Prompt>
Extract every line below, verbatim.

Entries shown>
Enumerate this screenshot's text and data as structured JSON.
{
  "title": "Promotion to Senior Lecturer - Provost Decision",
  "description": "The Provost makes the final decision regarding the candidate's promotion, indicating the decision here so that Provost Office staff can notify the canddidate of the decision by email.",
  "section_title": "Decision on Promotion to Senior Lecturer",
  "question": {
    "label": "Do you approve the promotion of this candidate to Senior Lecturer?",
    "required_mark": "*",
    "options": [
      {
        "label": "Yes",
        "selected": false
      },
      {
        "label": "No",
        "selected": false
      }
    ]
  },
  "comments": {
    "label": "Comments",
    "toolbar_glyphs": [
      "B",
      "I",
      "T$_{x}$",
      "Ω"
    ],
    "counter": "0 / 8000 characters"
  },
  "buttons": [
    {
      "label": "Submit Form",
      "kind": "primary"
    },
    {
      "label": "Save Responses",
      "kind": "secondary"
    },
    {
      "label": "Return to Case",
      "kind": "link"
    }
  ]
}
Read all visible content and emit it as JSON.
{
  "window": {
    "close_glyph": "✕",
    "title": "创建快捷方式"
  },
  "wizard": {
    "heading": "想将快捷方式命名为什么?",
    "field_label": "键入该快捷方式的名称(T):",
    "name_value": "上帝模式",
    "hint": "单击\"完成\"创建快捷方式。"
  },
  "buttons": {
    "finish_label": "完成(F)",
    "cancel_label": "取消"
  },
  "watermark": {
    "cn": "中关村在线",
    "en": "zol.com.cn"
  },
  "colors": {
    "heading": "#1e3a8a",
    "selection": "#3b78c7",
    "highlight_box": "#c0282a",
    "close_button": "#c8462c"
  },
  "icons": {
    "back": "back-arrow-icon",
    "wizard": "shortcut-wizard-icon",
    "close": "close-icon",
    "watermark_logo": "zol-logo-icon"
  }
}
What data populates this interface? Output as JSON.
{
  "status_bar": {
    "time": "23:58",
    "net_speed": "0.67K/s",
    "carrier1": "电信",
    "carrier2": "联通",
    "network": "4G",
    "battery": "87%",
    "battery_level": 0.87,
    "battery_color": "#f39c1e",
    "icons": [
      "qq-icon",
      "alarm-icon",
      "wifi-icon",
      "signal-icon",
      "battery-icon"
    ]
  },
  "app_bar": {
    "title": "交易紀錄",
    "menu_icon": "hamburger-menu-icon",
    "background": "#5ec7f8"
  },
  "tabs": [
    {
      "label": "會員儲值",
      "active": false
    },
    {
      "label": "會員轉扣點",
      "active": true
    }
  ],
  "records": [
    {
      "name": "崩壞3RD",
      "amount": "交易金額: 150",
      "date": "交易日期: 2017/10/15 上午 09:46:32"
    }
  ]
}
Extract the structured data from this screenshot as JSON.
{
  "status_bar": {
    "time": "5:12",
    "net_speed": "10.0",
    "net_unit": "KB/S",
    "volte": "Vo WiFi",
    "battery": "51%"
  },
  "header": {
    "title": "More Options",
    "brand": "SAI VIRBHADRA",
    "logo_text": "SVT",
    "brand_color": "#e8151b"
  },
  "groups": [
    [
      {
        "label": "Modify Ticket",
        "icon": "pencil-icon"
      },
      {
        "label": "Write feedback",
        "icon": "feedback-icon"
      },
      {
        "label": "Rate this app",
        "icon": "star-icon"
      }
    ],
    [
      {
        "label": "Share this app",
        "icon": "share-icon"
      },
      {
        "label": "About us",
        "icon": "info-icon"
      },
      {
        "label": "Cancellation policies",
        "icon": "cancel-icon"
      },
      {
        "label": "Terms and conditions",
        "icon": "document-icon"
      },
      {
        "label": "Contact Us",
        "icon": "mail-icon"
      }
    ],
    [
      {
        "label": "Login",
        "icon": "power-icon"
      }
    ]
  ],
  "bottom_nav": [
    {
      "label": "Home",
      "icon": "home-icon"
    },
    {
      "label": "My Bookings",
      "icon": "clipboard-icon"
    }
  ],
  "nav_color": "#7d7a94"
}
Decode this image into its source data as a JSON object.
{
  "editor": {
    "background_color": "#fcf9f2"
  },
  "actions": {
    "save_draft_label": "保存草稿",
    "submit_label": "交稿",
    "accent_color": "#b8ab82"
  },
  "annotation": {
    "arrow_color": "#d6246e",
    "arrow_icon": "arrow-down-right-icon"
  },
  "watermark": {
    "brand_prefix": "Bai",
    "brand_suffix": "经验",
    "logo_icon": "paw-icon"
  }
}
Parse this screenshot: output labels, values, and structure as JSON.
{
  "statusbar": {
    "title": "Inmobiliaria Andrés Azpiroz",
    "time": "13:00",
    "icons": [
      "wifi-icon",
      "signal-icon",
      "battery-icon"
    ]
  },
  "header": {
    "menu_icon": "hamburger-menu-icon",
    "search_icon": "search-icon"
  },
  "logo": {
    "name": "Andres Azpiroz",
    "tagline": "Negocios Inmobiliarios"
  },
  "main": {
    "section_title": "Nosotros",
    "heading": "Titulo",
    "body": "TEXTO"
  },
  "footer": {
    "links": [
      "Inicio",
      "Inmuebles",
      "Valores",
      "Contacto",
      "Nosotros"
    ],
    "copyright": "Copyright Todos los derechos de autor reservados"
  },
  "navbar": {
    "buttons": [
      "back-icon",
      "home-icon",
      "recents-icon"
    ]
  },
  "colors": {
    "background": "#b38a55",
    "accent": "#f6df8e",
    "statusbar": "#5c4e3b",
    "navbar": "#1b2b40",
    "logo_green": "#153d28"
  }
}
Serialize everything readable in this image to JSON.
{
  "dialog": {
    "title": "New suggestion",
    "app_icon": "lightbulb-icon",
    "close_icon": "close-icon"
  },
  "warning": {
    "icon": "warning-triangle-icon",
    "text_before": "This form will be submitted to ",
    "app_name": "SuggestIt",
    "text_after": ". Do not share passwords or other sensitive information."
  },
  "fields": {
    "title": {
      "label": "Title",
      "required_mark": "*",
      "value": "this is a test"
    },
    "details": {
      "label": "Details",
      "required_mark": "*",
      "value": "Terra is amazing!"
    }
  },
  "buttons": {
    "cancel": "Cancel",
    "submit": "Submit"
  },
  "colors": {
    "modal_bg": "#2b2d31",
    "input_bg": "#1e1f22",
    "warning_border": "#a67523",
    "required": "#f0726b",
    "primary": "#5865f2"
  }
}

Exercise solution>
Enumerate this screenshot's text and data as structured JSON.
{
  "title": "Promotion to Senior Lecturer - Provost Decision",
  "description": "The Provost makes the final decision regarding the candidate's promotion, indicating the decision here so that Provost Office staff can notify the canddidate of the decision by email.",
  "section_title": "Decision on Promotion to Senior Lecturer",
  "question": {
    "label": "Do you approve the promotion of this candidate to Senior Lecturer?",
    "required_mark": "*",
    "options": [
      {
        "label": "Yes",
        "selected": false
      },
      {
        "label": "No",
        "selected": false
      }
    ]
  },
  "comments": {
    "label": "Comments",
    "toolbar_glyphs": [
      "B",
      "I",
      "T$_{x}$",
      "Ω"
    ],
    "counter": "0 / 8000 characters"
  },
  "buttons": [
    {
      "label": "Submit Form",
      "kind": "primary"
    },
    {
      "label": "Save Responses",
      "kind": "secondary"
    },
    {
      "label": "Return to Case",
      "kind": "link"
    }
  ]
}
Read all visible content and emit it as JSON.
{
  "window": {
    "close_glyph": "✕",
    "title": "创建快捷方式"
  },
  "wizard": {
    "heading": "想将快捷方式命名为什么?",
    "field_label": "键入该快捷方式的名称(T):",
    "name_value": "上帝模式",
    "hint": "单击\"完成\"创建快捷方式。"
  },
  "buttons": {
    "finish_label": "完成(F)",
    "cancel_label": "取消"
  },
  "watermark": {
    "cn": "中关村在线",
    "en": "zol.com.cn"
  },
  "colors": {
    "heading": "#1e3a8a",
    "selection": "#3b78c7",
    "highlight_box": "#c0282a",
    "close_button": "#c8462c"
  },
  "icons": {
    "back": "back-arrow-icon",
    "wizard": "shortcut-wizard-icon",
    "close": "close-icon",
    "watermark_logo": "zol-logo-icon"
  }
}
What data populates this interface? Output as JSON.
{
  "status_bar": {
    "time": "23:58",
    "net_speed": "0.67K/s",
    "carrier1": "电信",
    "carrier2": "联通",
    "network": "4G",
    "battery": "87%",
    "battery_level": 0.87,
    "battery_color": "#f39c1e",
    "icons": [
      "qq-icon",
      "alarm-icon",
      "wifi-icon",
      "signal-icon",
      "battery-icon"
    ]
  },
  "app_bar": {
    "title": "交易紀錄",
    "menu_icon": "hamburger-menu-icon",
    "background": "#5ec7f8"
  },
  "tabs": [
    {
      "label": "會員儲值",
      "active": false
    },
    {
      "label": "會員轉扣點",
      "active": true
    }
  ],
  "records": [
    {
      "name": "崩壞3RD",
      "amount": "交易金額: 150",
      "date": "交易日期: 2017/10/15 上午 09:46:32"
    }
  ]
}
Extract the structured data from this screenshot as JSON.
{
  "status_bar": {
    "time": "5:12",
    "net_speed": "10.0",
    "net_unit": "KB/S",
    "volte": "Vo WiFi",
    "battery": "51%"
  },
  "header": {
    "title": "More Options",
    "brand": "SAI VIRBHADRA",
    "logo_text": "SVT",
    "brand_color": "#e8151b"
  },
  "groups": [
    [
      {
        "label": "Modify Ticket",
        "icon": "pencil-icon"
      },
      {
        "label": "Write feedback",
        "icon": "feedback-icon"
      },
      {
        "label": "Rate this app",
        "icon": "star-icon"
      }
    ],
    [
      {
        "label": "Share this app",
        "icon": "share-icon"
      },
      {
        "label": "About us",
        "icon": "info-icon"
      },
      {
        "label": "Cancellation policies",
        "icon": "cancel-icon"
      },
      {
        "label": "Terms and conditions",
        "icon": "document-icon"
      },
      {
        "label": "Contact Us",
        "icon": "mail-icon"
      }
    ],
    [
      {
        "label": "Login",
        "icon": "power-icon"
      }
    ]
  ],
  "bottom_nav": [
    {
      "label": "Home",
      "icon": "home-icon"
    },
    {
      "label": "My Bookings",
      "icon": "clipboard-icon"
    }
  ],
  "nav_color": "#7d7a94"
}
Decode this image into its source data as a JSON object.
{
  "editor": {
    "background_color": "#fcf9f2"
  },
  "actions": {
    "save_draft_label": "保存草稿",
    "submit_label": "交稿",
    "accent_color": "#b8ab82"
  },
  "annotation": {
    "arrow_color": "#d6246e",
    "arrow_icon": "arrow-down-right-icon"
  },
  "watermark": {
    "brand_prefix": "Bai",
    "brand_suffix": "经验",
    "logo_icon": "paw-icon"
  }
}
Parse this screenshot: output labels, values, and structure as JSON.
{
  "statusbar": {
    "title": "Inmobiliaria Andrés Azpiroz",
    "time": "13:00",
    "icons": [
      "wifi-icon",
      "signal-icon",
      "battery-icon"
    ]
  },
  "header": {
    "menu_icon": "hamburger-menu-icon",
    "search_icon": "search-icon"
  },
  "logo": {
    "name": "Andres Azpiroz",
    "tagline": "Negocios Inmobiliarios"
  },
  "main": {
    "section_title": "Nosotros",
    "heading": "Titulo",
    "body": "TEXTO"
  },
  "footer": {
    "links": [
      "Inicio",
      "Inmuebles",
      "Valores",
      "Contacto",
      "Nosotros"
    ],
    "copyright": "Copyright Todos los derechos de autor reservados"
  },
  "navbar": {
    "buttons": [
      "back-icon",
      "home-icon",
      "recents-icon"
    ]
  },
  "colors": {
    "background": "#b38a55",
    "accent": "#f6df8e",
    "statusbar": "#5c4e3b",
    "navbar": "#1b2b40",
    "logo_green": "#153d28"
  }
}
Serialize everything readable in this image to JSON.
{
  "dialog": {
    "title": "New suggestion",
    "app_icon": "lightbulb-icon",
    "close_icon": "close-icon"
  },
  "warning": {
    "icon": "warning-triangle-icon",
    "text_before": "This form will be submitted to ",
    "app_name": "SuggestIt",
    "text_after": ". Do not share passwords or other sensitive information."
  },
  "fields": {
    "title": {
      "label": "Title",
      "required_mark": "*",
      "value": "this is a test"
    },
    "details": {
      "label": "Details",
      "required_mark": "*",
      "value": "Terra is amazing!"
    }
  },
  "buttons": {
    "cancel": "Cancel",
    "submit": "Submit"
  },
  "colors": {
    "modal_bg": "#2b2d31",
    "input_bg": "#1e1f22",
    "warning_border": "#a67523",
    "required": "#f0726b",
    "primary": "#5865f2"
  }
}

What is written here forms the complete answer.